▸ Your task
Can you pull every line of the listing below into your answer, character for character, leaving out the picture?

▸ Extracted entries

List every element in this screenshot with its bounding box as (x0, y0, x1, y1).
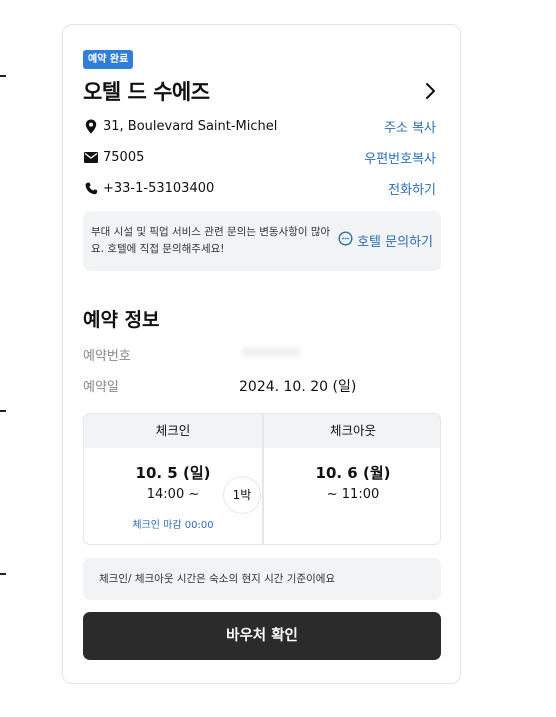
copy-address-link[interactable]: 주소 복사 (384, 117, 436, 136)
location-pin-icon (83, 118, 99, 134)
booking-number-label: 예약번호 (83, 349, 131, 364)
edge-mark (0, 75, 6, 77)
nights-badge: 1박 (224, 477, 260, 513)
notice-message: 부대 시설 및 픽업 서비스 관련 문의는 변동사항이 많아요. 호텔에 직접 … (91, 226, 331, 255)
booking-date-label: 예약일 (83, 380, 119, 395)
stay-period: 체크인 10. 5 (일) 14:00 ~ 체크인 마감 00:00 체크아웃 … (83, 413, 441, 545)
status-badge: 예약 완료 (83, 50, 134, 69)
address-row: 31, Boulevard Saint-Michel 주소 복사 (83, 115, 436, 137)
mail-icon (83, 149, 99, 165)
phone-text: +33-1-53103400 (103, 180, 215, 196)
call-link[interactable]: 전화하기 (388, 179, 436, 198)
booking-info-title: 예약 정보 (83, 309, 160, 331)
phone-row: +33-1-53103400 전화하기 (83, 177, 436, 199)
inquiry-label: 호텔 문의하기 (357, 235, 433, 250)
checkout-header: 체크아웃 (264, 414, 440, 448)
address-text: 31, Boulevard Saint-Michel (103, 118, 278, 134)
postal-code-text: 75005 (103, 149, 145, 165)
checkin-header: 체크인 (84, 414, 262, 448)
booking-number-redacted (241, 347, 301, 357)
checkout-date: 10. 6 (월) (315, 464, 391, 482)
hotel-inquiry-button[interactable]: 호텔 문의하기 (338, 231, 433, 250)
chat-icon (338, 231, 357, 250)
chevron-right-icon[interactable] (422, 81, 438, 101)
postal-row: 75005 우편번호복사 (83, 146, 436, 168)
copy-postal-link[interactable]: 우편번호복사 (364, 148, 436, 167)
hotel-name[interactable]: 오텔 드 수에즈 (83, 76, 210, 106)
inquiry-notice: 부대 시설 및 픽업 서비스 관련 문의는 변동사항이 많아요. 호텔에 직접 … (83, 211, 441, 271)
edge-mark (0, 573, 6, 575)
timezone-note: 체크인/ 체크아웃 시간은 숙소의 현지 시간 기준이에요 (83, 558, 441, 600)
edge-mark (0, 410, 6, 412)
voucher-button[interactable]: 바우처 확인 (83, 612, 441, 660)
phone-icon (83, 180, 99, 196)
checkin-deadline: 체크인 마감 00:00 (132, 520, 214, 531)
checkout-time: ~ 11:00 (326, 487, 380, 502)
checkout-column: 체크아웃 10. 6 (월) ~ 11:00 (264, 414, 440, 544)
reservation-card: 예약 완료 오텔 드 수에즈 31, Boulevard Saint-Miche… (62, 24, 461, 684)
booking-date-value: 2024. 10. 20 (일) (239, 379, 357, 395)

▸ Result of the task
List every element in this screenshot with its bounding box as (x0, y0, x1, y1).
copy-address-link[interactable]: 주소 복사 (384, 117, 436, 136)
location-pin-icon (83, 118, 99, 134)
booking-number-label: 예약번호 (83, 349, 131, 364)
edge-mark (0, 75, 6, 77)
nights-badge: 1박 (224, 477, 260, 513)
notice-message: 부대 시설 및 픽업 서비스 관련 문의는 변동사항이 많아요. 호텔에 직접 … (91, 226, 331, 255)
booking-date-label: 예약일 (83, 380, 119, 395)
stay-period: 체크인 10. 5 (일) 14:00 ~ 체크인 마감 00:00 체크아웃 … (83, 413, 441, 545)
status-badge: 예약 완료 (83, 50, 134, 69)
address-row: 31, Boulevard Saint-Michel 주소 복사 (83, 115, 436, 137)
mail-icon (83, 149, 99, 165)
phone-text: +33-1-53103400 (103, 180, 215, 196)
call-link[interactable]: 전화하기 (388, 179, 436, 198)
booking-info-title: 예약 정보 (83, 309, 160, 331)
phone-row: +33-1-53103400 전화하기 (83, 177, 436, 199)
inquiry-label: 호텔 문의하기 (357, 235, 433, 250)
checkout-header: 체크아웃 (264, 414, 440, 448)
address-text: 31, Boulevard Saint-Michel (103, 118, 278, 134)
postal-code-text: 75005 (103, 149, 145, 165)
checkin-header: 체크인 (84, 414, 262, 448)
booking-number-redacted (241, 347, 301, 357)
checkout-date: 10. 6 (월) (315, 464, 391, 482)
hotel-inquiry-button[interactable]: 호텔 문의하기 (338, 231, 433, 250)
chat-icon (338, 231, 357, 250)
chevron-right-icon[interactable] (422, 81, 438, 101)
postal-row: 75005 우편번호복사 (83, 146, 436, 168)
copy-postal-link[interactable]: 우편번호복사 (364, 148, 436, 167)
hotel-name[interactable]: 오텔 드 수에즈 (83, 76, 210, 106)
inquiry-notice: 부대 시설 및 픽업 서비스 관련 문의는 변동사항이 많아요. 호텔에 직접 … (83, 211, 441, 271)
edge-mark (0, 573, 6, 575)
timezone-note: 체크인/ 체크아웃 시간은 숙소의 현지 시간 기준이에요 (83, 558, 441, 600)
edge-mark (0, 410, 6, 412)
voucher-button[interactable]: 바우처 확인 (83, 612, 441, 660)
phone-icon (83, 180, 99, 196)
checkin-deadline: 체크인 마감 00:00 (132, 520, 214, 531)
checkout-time: ~ 11:00 (326, 487, 380, 502)
checkout-column: 체크아웃 10. 6 (월) ~ 11:00 (264, 414, 440, 544)
reservation-card: 예약 완료 오텔 드 수에즈 31, Boulevard Saint-Miche… (62, 24, 461, 684)
booking-date-value: 2024. 10. 20 (일) (239, 379, 357, 395)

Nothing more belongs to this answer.